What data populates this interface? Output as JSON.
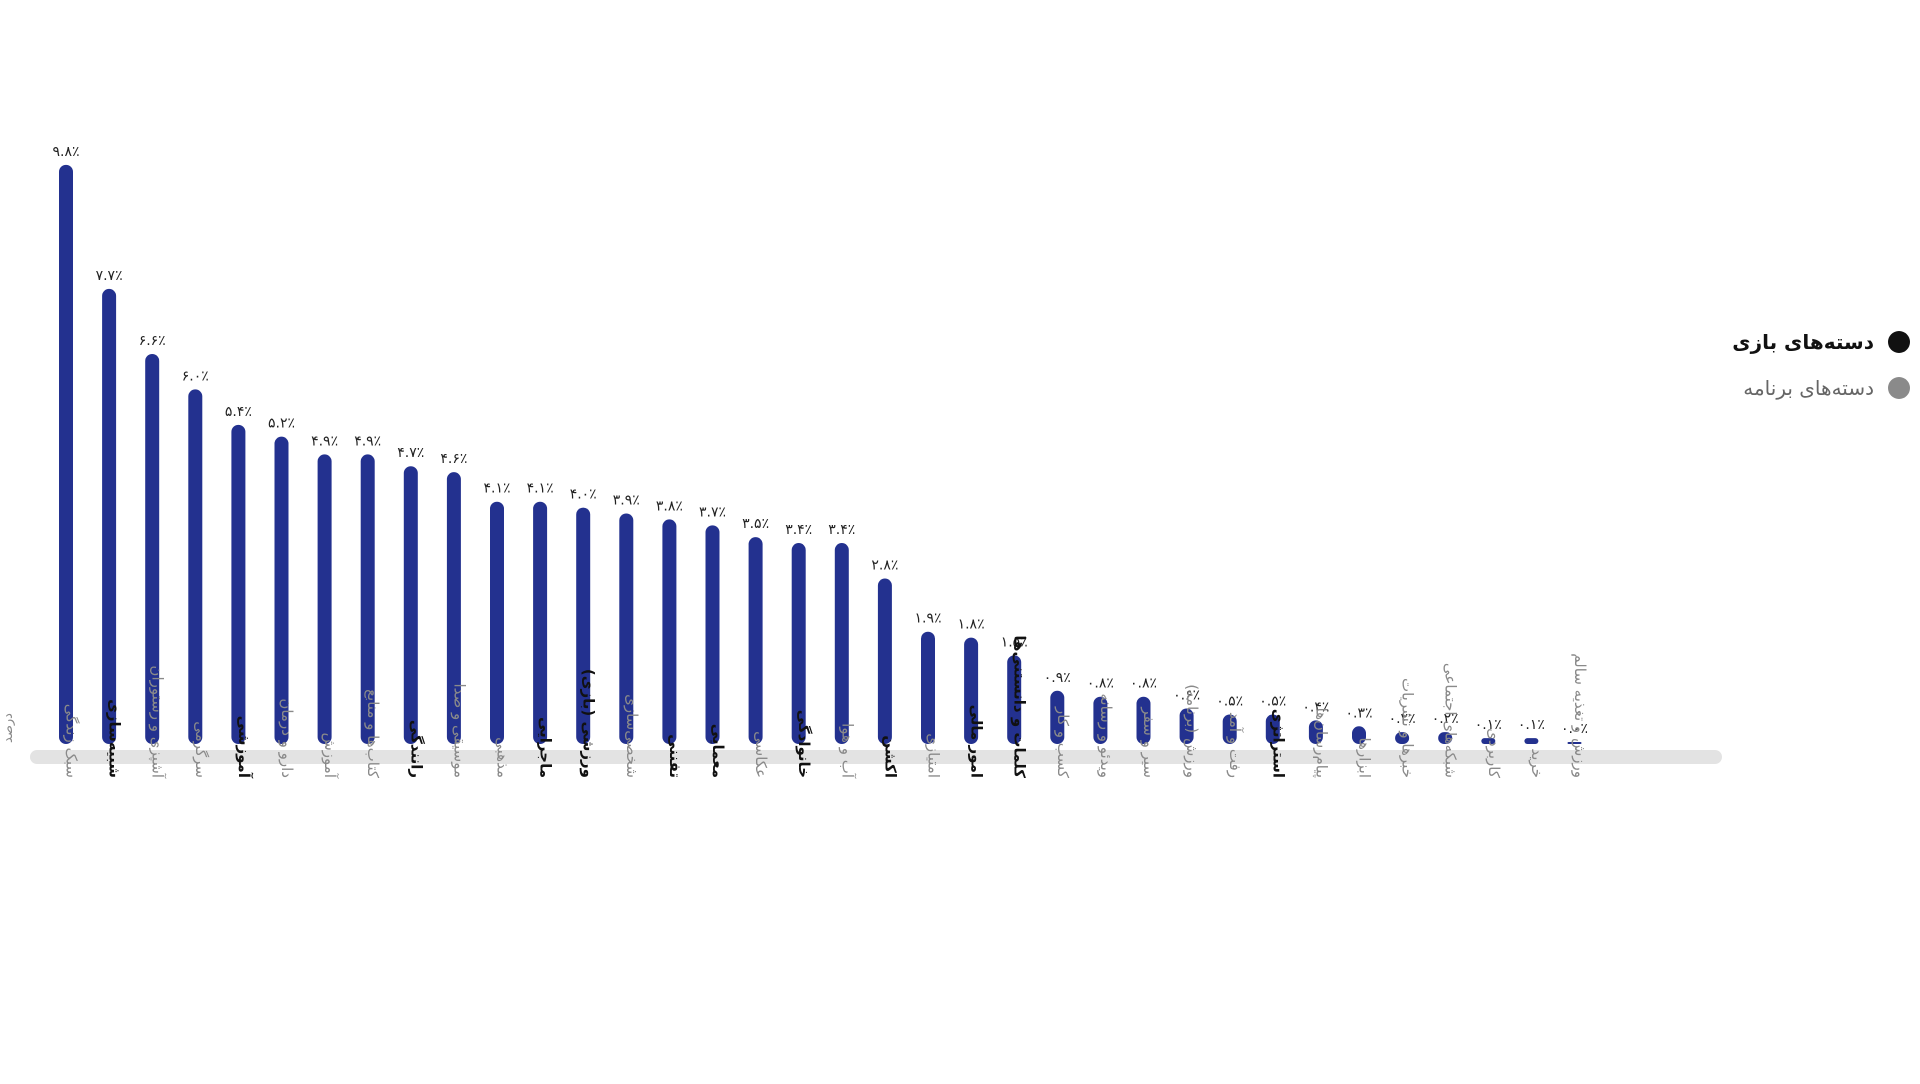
{
  "chart_data": {
    "type": "bar",
    "ylabel": "درصد",
    "ylim": [
      0,
      10
    ],
    "grid": false,
    "legend_position": "right",
    "legend": [
      {
        "name": "دسته‌های بازی",
        "color": "#111111"
      },
      {
        "name": "دسته‌های برنامه",
        "color": "#8a8a8a"
      }
    ],
    "series_color": "#23318f",
    "axis_color": "#e3e3e3",
    "categories": [
      {
        "label": "سبک زندگی",
        "group": "app",
        "value_label": "۹.۸٪"
      },
      {
        "label": "شبیه‌سازی",
        "group": "game",
        "value_label": "۷.۷٪"
      },
      {
        "label": "آشپزی و رستوران",
        "group": "app",
        "value_label": "۶.۶٪"
      },
      {
        "label": "سرگرمی",
        "group": "app",
        "value_label": "۶.۰٪"
      },
      {
        "label": "آموزشی",
        "group": "game",
        "value_label": "۵.۴٪"
      },
      {
        "label": "دارو و درمان",
        "group": "app",
        "value_label": "۵.۲٪"
      },
      {
        "label": "آموزش",
        "group": "app",
        "value_label": "۴.۹٪"
      },
      {
        "label": "کتاب‌ها و منابع",
        "group": "app",
        "value_label": "۴.۹٪"
      },
      {
        "label": "رانندگی",
        "group": "game",
        "value_label": "۴.۷٪"
      },
      {
        "label": "موسیقی و صدا",
        "group": "app",
        "value_label": "۴.۶٪"
      },
      {
        "label": "مذهبی",
        "group": "app",
        "value_label": "۴.۱٪"
      },
      {
        "label": "ماجرایی",
        "group": "game",
        "value_label": "۴.۱٪"
      },
      {
        "label": "ورزشی (بازی)",
        "group": "game",
        "value_label": "۴.۰٪"
      },
      {
        "label": "شخصی‌سازی",
        "group": "app",
        "value_label": "۳.۹٪"
      },
      {
        "label": "تفننی",
        "group": "game",
        "value_label": "۳.۸٪"
      },
      {
        "label": "معمایی",
        "group": "game",
        "value_label": "۳.۷٪"
      },
      {
        "label": "عکاسی",
        "group": "app",
        "value_label": "۳.۵٪"
      },
      {
        "label": "خانوادگی",
        "group": "game",
        "value_label": "۳.۴٪"
      },
      {
        "label": "آب و هوا",
        "group": "app",
        "value_label": "۳.۴٪"
      },
      {
        "label": "اکشن",
        "group": "game",
        "value_label": "۲.۸٪"
      },
      {
        "label": "امتیازی",
        "group": "app",
        "value_label": "۱.۹٪"
      },
      {
        "label": "امور مالی",
        "group": "game",
        "value_label": "۱.۸٪"
      },
      {
        "label": "کلمات و دانستنی‌ها",
        "group": "game",
        "value_label": "۱.۵٪"
      },
      {
        "label": "کسب و کار",
        "group": "app",
        "value_label": "۰.۹٪"
      },
      {
        "label": "ویدئو و رسانه",
        "group": "app",
        "value_label": "۰.۸٪"
      },
      {
        "label": "سیر و سفر",
        "group": "app",
        "value_label": "۰.۸٪"
      },
      {
        "label": "ورزش (برنامه)",
        "group": "app",
        "value_label": "۰.۶٪"
      },
      {
        "label": "رفت و آمد",
        "group": "app",
        "value_label": "۰.۵٪"
      },
      {
        "label": "استراتژی",
        "group": "game",
        "value_label": "۰.۵٪"
      },
      {
        "label": "پیام‌رسان‌ها",
        "group": "app",
        "value_label": "۰.۴٪"
      },
      {
        "label": "ابزارها",
        "group": "app",
        "value_label": "۰.۳٪"
      },
      {
        "label": "خبرها و نشریات",
        "group": "app",
        "value_label": "۰.۲٪"
      },
      {
        "label": "شبکه‌های اجتماعی",
        "group": "app",
        "value_label": "۰.۲٪"
      },
      {
        "label": "کاربردی",
        "group": "app",
        "value_label": "۰.۱٪"
      },
      {
        "label": "خرید",
        "group": "app",
        "value_label": "۰.۱٪"
      },
      {
        "label": "ورزش و تغذیه سالم",
        "group": "app",
        "value_label": "۰.۰٪"
      }
    ],
    "values": [
      9.8,
      7.7,
      6.6,
      6.0,
      5.4,
      5.2,
      4.9,
      4.9,
      4.7,
      4.6,
      4.1,
      4.1,
      4.0,
      3.9,
      3.8,
      3.7,
      3.5,
      3.4,
      3.4,
      2.8,
      1.9,
      1.8,
      1.5,
      0.9,
      0.8,
      0.8,
      0.6,
      0.5,
      0.5,
      0.4,
      0.3,
      0.2,
      0.2,
      0.1,
      0.1,
      0.0
    ]
  }
}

++++++++++

● **PROBLEM REQUIREMENTS**: Print each of the records above exactly as written, leaving no picture in the copy.

● **RESPONSE**:
What data populates this interface? Output as JSON.
{
  "chart_data": {
    "type": "bar",
    "ylabel": "درصد",
    "ylim": [
      0,
      10
    ],
    "grid": false,
    "legend_position": "right",
    "legend": [
      {
        "name": "دسته‌های بازی",
        "color": "#111111"
      },
      {
        "name": "دسته‌های برنامه",
        "color": "#8a8a8a"
      }
    ],
    "series_color": "#23318f",
    "axis_color": "#e3e3e3",
    "categories": [
      {
        "label": "سبک زندگی",
        "group": "app",
        "value_label": "۹.۸٪"
      },
      {
        "label": "شبیه‌سازی",
        "group": "game",
        "value_label": "۷.۷٪"
      },
      {
        "label": "آشپزی و رستوران",
        "group": "app",
        "value_label": "۶.۶٪"
      },
      {
        "label": "سرگرمی",
        "group": "app",
        "value_label": "۶.۰٪"
      },
      {
        "label": "آموزشی",
        "group": "game",
        "value_label": "۵.۴٪"
      },
      {
        "label": "دارو و درمان",
        "group": "app",
        "value_label": "۵.۲٪"
      },
      {
        "label": "آموزش",
        "group": "app",
        "value_label": "۴.۹٪"
      },
      {
        "label": "کتاب‌ها و منابع",
        "group": "app",
        "value_label": "۴.۹٪"
      },
      {
        "label": "رانندگی",
        "group": "game",
        "value_label": "۴.۷٪"
      },
      {
        "label": "موسیقی و صدا",
        "group": "app",
        "value_label": "۴.۶٪"
      },
      {
        "label": "مذهبی",
        "group": "app",
        "value_label": "۴.۱٪"
      },
      {
        "label": "ماجرایی",
        "group": "game",
        "value_label": "۴.۱٪"
      },
      {
        "label": "ورزشی (بازی)",
        "group": "game",
        "value_label": "۴.۰٪"
      },
      {
        "label": "شخصی‌سازی",
        "group": "app",
        "value_label": "۳.۹٪"
      },
      {
        "label": "تفننی",
        "group": "game",
        "value_label": "۳.۸٪"
      },
      {
        "label": "معمایی",
        "group": "game",
        "value_label": "۳.۷٪"
      },
      {
        "label": "عکاسی",
        "group": "app",
        "value_label": "۳.۵٪"
      },
      {
        "label": "خانوادگی",
        "group": "game",
        "value_label": "۳.۴٪"
      },
      {
        "label": "آب و هوا",
        "group": "app",
        "value_label": "۳.۴٪"
      },
      {
        "label": "اکشن",
        "group": "game",
        "value_label": "۲.۸٪"
      },
      {
        "label": "امتیازی",
        "group": "app",
        "value_label": "۱.۹٪"
      },
      {
        "label": "امور مالی",
        "group": "game",
        "value_label": "۱.۸٪"
      },
      {
        "label": "کلمات و دانستنی‌ها",
        "group": "game",
        "value_label": "۱.۵٪"
      },
      {
        "label": "کسب و کار",
        "group": "app",
        "value_label": "۰.۹٪"
      },
      {
        "label": "ویدئو و رسانه",
        "group": "app",
        "value_label": "۰.۸٪"
      },
      {
        "label": "سیر و سفر",
        "group": "app",
        "value_label": "۰.۸٪"
      },
      {
        "label": "ورزش (برنامه)",
        "group": "app",
        "value_label": "۰.۶٪"
      },
      {
        "label": "رفت و آمد",
        "group": "app",
        "value_label": "۰.۵٪"
      },
      {
        "label": "استراتژی",
        "group": "game",
        "value_label": "۰.۵٪"
      },
      {
        "label": "پیام‌رسان‌ها",
        "group": "app",
        "value_label": "۰.۴٪"
      },
      {
        "label": "ابزارها",
        "group": "app",
        "value_label": "۰.۳٪"
      },
      {
        "label": "خبرها و نشریات",
        "group": "app",
        "value_label": "۰.۲٪"
      },
      {
        "label": "شبکه‌های اجتماعی",
        "group": "app",
        "value_label": "۰.۲٪"
      },
      {
        "label": "کاربردی",
        "group": "app",
        "value_label": "۰.۱٪"
      },
      {
        "label": "خرید",
        "group": "app",
        "value_label": "۰.۱٪"
      },
      {
        "label": "ورزش و تغذیه سالم",
        "group": "app",
        "value_label": "۰.۰٪"
      }
    ],
    "values": [
      9.8,
      7.7,
      6.6,
      6.0,
      5.4,
      5.2,
      4.9,
      4.9,
      4.7,
      4.6,
      4.1,
      4.1,
      4.0,
      3.9,
      3.8,
      3.7,
      3.5,
      3.4,
      3.4,
      2.8,
      1.9,
      1.8,
      1.5,
      0.9,
      0.8,
      0.8,
      0.6,
      0.5,
      0.5,
      0.4,
      0.3,
      0.2,
      0.2,
      0.1,
      0.1,
      0.0
    ]
  }
}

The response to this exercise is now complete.